Cuba ha avanzado mucho en poco más de medio siglo de Revolución. La sociedad rompe barreras, gesta procesos más plurales, forma profesionales con mirada de género para marcar los cambios en la salud, la educación, el derecho, la cultura...
No creo en el eterno femenino, una esencia de mujer, algo místico. La mujer no nace, se hace. Simona de Beauvoir, escritora y feminista francesa, 1908-1986
Hace algunos meses visité una emisora municipal de radio en el interior del país donde me preguntaron, con la mejor de las intenciones, cómo me defendía de las acusaciones de feminista que de seguro recibía por mi trabajo en esta página.
No pude evitar reírme, porque mi interlocutora estaba sinceramente interesada en encontrar ayuda para posicionar en su emisora un programa sobre la igualdad de derechos entre hombres y mujeres, entre ellos el de sentir y ofrecer respeto, y el de ser felices tanto en la vida pública como la privada.

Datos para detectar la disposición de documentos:
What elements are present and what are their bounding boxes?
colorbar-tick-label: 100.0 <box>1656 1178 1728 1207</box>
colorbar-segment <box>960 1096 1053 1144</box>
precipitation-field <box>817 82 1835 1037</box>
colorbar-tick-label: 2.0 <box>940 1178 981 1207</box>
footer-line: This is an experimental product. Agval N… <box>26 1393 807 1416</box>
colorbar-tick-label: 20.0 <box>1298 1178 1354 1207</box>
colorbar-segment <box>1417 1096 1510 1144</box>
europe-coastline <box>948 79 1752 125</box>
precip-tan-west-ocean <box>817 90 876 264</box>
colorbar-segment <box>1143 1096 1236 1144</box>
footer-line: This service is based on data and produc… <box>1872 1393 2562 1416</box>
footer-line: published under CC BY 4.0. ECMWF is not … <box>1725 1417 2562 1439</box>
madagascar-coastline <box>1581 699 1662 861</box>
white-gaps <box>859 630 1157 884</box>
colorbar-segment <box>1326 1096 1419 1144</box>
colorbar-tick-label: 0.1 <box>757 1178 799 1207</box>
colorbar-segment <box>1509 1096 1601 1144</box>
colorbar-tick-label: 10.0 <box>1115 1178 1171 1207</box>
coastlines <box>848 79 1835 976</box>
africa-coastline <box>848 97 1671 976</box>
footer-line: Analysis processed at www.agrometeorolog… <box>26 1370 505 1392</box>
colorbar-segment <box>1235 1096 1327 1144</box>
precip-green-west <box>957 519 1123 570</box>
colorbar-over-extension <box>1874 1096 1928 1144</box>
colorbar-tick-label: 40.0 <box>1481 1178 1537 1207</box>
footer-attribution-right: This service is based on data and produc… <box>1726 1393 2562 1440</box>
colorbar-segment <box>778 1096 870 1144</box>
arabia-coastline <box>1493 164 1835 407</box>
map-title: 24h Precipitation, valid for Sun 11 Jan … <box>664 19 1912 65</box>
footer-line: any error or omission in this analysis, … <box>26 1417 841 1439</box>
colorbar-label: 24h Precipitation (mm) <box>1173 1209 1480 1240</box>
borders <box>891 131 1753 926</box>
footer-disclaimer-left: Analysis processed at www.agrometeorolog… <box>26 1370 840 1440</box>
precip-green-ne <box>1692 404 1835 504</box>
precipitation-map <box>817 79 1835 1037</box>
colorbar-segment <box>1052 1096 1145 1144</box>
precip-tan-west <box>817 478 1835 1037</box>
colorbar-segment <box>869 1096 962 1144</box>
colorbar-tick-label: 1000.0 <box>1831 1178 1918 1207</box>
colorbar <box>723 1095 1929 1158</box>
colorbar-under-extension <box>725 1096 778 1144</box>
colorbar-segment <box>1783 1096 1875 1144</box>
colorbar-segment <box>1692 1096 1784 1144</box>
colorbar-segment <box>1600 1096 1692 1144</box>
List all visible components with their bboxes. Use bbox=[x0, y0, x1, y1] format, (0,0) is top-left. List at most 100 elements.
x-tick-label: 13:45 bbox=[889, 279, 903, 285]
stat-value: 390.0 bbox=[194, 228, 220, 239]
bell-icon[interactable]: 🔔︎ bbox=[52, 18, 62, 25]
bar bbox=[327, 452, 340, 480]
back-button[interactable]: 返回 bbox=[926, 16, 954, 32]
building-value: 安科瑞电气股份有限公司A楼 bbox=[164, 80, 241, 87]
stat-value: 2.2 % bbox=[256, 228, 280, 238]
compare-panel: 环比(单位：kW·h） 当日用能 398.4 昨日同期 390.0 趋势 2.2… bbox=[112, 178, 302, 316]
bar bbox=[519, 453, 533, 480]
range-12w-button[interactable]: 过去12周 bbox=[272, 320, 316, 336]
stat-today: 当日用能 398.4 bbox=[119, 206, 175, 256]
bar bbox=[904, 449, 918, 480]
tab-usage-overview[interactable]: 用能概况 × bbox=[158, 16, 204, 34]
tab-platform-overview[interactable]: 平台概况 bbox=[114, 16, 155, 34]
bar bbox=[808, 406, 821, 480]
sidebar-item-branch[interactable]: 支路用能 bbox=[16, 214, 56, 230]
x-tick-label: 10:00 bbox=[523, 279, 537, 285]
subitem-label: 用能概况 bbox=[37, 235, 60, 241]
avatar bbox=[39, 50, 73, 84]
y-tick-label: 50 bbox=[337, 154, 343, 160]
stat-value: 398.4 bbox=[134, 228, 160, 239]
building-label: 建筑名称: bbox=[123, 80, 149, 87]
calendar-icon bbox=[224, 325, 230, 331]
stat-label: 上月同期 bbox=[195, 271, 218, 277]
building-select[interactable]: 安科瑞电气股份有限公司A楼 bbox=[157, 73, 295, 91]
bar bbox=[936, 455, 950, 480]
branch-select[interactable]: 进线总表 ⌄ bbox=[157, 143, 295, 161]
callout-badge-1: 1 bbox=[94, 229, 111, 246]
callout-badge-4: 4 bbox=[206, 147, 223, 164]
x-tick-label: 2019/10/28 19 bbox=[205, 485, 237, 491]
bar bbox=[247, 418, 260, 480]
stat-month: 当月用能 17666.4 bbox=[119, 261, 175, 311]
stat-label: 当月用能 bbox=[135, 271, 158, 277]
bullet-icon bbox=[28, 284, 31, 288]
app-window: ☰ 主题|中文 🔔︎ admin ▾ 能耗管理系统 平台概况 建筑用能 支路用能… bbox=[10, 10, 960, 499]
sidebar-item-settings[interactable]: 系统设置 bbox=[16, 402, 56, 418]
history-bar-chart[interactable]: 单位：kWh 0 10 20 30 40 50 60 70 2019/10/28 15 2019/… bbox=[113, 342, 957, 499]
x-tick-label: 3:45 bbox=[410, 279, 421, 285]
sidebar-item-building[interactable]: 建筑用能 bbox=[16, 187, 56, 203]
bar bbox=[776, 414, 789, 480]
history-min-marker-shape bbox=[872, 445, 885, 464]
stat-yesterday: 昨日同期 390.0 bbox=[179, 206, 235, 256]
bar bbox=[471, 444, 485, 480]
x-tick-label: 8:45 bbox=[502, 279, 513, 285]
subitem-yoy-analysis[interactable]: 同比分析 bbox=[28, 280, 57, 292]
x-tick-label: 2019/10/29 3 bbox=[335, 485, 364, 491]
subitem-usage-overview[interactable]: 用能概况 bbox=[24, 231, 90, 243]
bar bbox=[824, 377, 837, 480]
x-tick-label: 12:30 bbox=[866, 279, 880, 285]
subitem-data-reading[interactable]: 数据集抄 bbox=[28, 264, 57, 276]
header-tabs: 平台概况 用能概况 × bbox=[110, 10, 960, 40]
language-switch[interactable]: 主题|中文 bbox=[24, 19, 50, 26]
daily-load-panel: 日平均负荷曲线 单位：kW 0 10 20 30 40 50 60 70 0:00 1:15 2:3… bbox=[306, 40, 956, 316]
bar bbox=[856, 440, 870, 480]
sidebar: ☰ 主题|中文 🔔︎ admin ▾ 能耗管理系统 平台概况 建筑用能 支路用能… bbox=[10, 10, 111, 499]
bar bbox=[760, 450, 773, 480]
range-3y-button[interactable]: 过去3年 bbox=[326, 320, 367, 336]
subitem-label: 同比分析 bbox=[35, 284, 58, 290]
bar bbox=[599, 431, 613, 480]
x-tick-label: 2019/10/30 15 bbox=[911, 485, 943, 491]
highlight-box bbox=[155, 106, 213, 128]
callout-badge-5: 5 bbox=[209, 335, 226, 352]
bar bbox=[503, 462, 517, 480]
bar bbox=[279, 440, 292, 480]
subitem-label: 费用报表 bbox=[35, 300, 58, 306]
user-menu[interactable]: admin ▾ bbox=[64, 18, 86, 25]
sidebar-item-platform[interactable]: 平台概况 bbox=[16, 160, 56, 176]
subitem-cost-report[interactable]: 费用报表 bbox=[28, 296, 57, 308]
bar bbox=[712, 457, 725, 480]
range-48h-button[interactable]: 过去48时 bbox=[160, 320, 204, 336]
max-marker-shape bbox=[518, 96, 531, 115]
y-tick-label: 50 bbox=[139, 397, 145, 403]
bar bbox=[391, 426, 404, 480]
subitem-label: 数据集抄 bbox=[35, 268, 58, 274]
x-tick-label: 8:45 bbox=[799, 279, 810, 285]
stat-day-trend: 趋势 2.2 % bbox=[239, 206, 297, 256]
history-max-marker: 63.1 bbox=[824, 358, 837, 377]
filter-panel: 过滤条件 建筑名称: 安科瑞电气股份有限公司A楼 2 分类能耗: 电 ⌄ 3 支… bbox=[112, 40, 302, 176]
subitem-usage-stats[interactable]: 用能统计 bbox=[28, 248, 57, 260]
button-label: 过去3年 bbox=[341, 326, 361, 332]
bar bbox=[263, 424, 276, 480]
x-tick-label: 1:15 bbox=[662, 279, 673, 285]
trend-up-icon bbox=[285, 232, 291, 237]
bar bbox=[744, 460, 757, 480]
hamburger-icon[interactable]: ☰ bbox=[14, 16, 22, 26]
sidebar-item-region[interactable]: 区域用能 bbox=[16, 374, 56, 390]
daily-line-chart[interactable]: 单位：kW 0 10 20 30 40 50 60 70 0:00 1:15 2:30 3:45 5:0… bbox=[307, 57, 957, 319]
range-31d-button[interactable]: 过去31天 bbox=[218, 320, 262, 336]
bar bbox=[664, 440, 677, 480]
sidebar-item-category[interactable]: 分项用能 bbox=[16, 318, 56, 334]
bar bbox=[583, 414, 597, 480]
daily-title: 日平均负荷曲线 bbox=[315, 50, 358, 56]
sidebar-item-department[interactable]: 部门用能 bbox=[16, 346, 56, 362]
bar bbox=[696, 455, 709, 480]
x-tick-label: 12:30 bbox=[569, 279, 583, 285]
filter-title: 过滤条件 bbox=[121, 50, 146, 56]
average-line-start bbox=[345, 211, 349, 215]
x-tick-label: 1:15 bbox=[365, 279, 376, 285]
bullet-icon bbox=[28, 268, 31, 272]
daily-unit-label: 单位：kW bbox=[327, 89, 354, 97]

**Tarea:**
Reescribe el fragmento empezando en las palabras "Cuba ha avanzado" y terminando después de "en esta página.", y cambia "barreras" por "límites".

**Solución:**
Cuba ha avanzado mucho en poco más de medio siglo de Revolución. La sociedad rompe límites, gesta procesos más plurales, forma profesionales con mirada de género para marcar los cambios en la salud, la educación, el derecho, la cultura...
No creo en el eterno femenino, una esencia de mujer, algo místico. La mujer no nace, se hace. Simona de Beauvoir, escritora y feminista francesa, 1908-1986
Hace algunos meses visité una emisora municipal de radio en el interior del país donde me preguntaron, con la mejor de las intenciones, cómo me defendía de las acusaciones de feminista que de seguro recibía por mi trabajo en esta página.